Your objective: Copy exactly the lines from the one containing "OCR this image." through the last line of the records, both included, and nothing more.

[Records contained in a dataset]
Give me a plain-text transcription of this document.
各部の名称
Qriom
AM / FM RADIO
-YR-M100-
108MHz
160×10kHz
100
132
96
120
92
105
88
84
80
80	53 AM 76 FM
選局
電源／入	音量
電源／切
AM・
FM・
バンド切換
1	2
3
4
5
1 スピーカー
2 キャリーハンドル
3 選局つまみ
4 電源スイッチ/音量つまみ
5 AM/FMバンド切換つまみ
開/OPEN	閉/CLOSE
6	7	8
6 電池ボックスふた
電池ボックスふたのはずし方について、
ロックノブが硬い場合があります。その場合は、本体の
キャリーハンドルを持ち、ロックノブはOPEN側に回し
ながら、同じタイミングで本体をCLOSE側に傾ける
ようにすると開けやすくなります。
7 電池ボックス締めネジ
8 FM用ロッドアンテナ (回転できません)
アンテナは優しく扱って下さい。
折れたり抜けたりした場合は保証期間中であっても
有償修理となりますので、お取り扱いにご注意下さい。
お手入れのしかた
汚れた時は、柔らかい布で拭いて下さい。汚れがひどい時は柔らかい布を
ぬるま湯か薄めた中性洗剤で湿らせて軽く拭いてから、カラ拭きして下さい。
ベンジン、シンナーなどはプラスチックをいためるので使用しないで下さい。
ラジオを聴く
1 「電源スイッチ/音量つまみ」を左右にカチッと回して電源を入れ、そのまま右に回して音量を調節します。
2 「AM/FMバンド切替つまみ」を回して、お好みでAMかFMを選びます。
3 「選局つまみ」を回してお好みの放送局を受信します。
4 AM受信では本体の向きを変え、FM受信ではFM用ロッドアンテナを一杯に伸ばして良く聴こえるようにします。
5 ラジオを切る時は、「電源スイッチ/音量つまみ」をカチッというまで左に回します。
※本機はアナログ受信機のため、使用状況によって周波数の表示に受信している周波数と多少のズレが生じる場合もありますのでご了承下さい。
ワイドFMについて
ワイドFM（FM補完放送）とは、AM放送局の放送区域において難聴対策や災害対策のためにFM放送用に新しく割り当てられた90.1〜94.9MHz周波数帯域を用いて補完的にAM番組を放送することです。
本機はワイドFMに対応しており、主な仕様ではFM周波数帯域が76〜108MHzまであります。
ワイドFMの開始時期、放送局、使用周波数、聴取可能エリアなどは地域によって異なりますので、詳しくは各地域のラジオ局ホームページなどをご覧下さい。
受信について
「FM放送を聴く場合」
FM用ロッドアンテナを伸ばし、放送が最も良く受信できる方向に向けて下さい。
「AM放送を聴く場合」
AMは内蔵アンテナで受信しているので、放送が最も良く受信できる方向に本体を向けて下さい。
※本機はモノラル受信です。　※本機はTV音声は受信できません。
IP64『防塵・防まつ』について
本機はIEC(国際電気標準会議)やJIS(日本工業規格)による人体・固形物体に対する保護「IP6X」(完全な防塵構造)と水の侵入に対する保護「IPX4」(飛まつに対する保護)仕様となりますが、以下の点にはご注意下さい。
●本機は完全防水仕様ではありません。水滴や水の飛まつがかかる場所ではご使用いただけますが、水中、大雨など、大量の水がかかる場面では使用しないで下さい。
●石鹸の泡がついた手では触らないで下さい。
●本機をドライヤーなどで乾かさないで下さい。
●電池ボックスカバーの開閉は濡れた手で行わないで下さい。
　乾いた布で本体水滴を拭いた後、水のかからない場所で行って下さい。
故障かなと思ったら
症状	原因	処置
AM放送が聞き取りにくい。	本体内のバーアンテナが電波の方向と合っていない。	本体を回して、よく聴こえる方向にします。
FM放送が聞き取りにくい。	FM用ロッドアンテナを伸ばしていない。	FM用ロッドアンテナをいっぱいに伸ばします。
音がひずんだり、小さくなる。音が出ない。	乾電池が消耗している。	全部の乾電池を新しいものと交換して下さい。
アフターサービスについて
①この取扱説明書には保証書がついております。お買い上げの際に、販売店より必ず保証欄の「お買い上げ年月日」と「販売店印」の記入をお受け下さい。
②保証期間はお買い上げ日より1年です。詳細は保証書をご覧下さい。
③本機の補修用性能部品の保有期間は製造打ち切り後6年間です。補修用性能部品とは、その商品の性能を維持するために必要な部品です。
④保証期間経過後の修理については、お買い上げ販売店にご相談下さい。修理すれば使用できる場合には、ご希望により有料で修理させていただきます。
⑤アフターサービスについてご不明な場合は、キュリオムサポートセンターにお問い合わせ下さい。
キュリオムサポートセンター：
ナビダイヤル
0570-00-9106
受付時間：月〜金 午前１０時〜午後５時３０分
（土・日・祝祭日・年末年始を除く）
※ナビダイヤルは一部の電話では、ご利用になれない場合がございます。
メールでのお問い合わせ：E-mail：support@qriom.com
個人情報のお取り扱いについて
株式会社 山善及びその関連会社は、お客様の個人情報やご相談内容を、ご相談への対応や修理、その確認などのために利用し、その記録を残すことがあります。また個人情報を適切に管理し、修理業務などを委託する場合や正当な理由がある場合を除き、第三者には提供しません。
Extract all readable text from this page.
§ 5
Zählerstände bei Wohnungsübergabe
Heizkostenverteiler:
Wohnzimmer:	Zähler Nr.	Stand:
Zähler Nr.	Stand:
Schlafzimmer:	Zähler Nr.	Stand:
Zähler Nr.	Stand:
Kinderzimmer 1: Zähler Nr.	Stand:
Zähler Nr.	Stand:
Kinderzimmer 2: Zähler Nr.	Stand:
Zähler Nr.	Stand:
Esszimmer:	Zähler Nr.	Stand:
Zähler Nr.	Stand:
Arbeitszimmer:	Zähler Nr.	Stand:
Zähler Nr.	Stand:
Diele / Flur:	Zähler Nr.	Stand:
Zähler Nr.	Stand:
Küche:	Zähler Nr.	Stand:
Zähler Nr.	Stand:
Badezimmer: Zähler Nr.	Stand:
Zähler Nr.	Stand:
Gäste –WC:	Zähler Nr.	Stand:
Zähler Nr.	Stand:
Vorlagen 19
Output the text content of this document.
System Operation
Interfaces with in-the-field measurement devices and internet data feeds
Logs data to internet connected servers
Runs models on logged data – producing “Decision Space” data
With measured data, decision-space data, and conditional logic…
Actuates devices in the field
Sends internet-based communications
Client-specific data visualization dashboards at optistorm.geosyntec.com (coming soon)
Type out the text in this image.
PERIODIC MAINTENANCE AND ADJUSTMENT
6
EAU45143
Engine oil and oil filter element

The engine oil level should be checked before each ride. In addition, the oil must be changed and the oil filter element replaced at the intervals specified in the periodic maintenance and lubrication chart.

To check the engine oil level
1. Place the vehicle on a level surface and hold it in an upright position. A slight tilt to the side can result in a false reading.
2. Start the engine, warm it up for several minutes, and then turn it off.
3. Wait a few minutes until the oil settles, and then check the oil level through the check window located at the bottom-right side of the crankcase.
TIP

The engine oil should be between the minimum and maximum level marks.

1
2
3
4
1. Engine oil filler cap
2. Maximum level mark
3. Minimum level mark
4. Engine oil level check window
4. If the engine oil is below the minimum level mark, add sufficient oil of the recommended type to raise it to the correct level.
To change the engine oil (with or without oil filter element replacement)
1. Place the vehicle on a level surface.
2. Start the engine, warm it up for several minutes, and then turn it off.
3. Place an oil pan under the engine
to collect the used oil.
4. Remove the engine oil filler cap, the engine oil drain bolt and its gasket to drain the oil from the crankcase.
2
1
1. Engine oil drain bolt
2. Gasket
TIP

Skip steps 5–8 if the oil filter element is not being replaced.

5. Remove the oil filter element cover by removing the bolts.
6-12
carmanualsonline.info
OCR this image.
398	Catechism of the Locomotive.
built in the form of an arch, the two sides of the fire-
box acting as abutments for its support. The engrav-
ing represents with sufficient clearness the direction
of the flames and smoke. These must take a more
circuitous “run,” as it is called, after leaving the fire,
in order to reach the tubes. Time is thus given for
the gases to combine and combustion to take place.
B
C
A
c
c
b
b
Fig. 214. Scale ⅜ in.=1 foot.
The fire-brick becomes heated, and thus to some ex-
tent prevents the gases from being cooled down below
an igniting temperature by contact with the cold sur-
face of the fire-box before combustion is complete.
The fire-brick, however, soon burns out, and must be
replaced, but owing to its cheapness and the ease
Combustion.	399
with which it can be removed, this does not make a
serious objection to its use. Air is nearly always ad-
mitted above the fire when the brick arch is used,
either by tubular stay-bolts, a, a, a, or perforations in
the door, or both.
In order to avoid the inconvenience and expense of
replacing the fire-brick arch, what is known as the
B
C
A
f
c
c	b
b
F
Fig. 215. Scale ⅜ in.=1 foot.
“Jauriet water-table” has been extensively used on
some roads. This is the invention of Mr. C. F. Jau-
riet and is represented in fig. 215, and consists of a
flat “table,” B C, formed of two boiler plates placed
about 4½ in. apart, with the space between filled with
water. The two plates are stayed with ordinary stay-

Written reply:
OCR this image.
398	Catechism of the Locomotive.
built in the form of an arch, the two sides of the fire-
box acting as abutments for its support. The engrav-
ing represents with sufficient clearness the direction
of the flames and smoke. These must take a more
circuitous “run,” as it is called, after leaving the fire,
in order to reach the tubes. Time is thus given for
the gases to combine and combustion to take place.
B
C
A
c
c
b
b
Fig. 214. Scale ⅜ in.=1 foot.
The fire-brick becomes heated, and thus to some ex-
tent prevents the gases from being cooled down below
an igniting temperature by contact with the cold sur-
face of the fire-box before combustion is complete.
The fire-brick, however, soon burns out, and must be
replaced, but owing to its cheapness and the ease
Combustion.	399
with which it can be removed, this does not make a
serious objection to its use. Air is nearly always ad-
mitted above the fire when the brick arch is used,
either by tubular stay-bolts, a, a, a, or perforations in
the door, or both.
In order to avoid the inconvenience and expense of
replacing the fire-brick arch, what is known as the
B
C
A
f
c
c	b
b
F
Fig. 215. Scale ⅜ in.=1 foot.
“Jauriet water-table” has been extensively used on
some roads. This is the invention of Mr. C. F. Jau-
riet and is represented in fig. 215, and consists of a
flat “table,” B C, formed of two boiler plates placed
about 4½ in. apart, with the space between filled with
water. The two plates are stayed with ordinary stay-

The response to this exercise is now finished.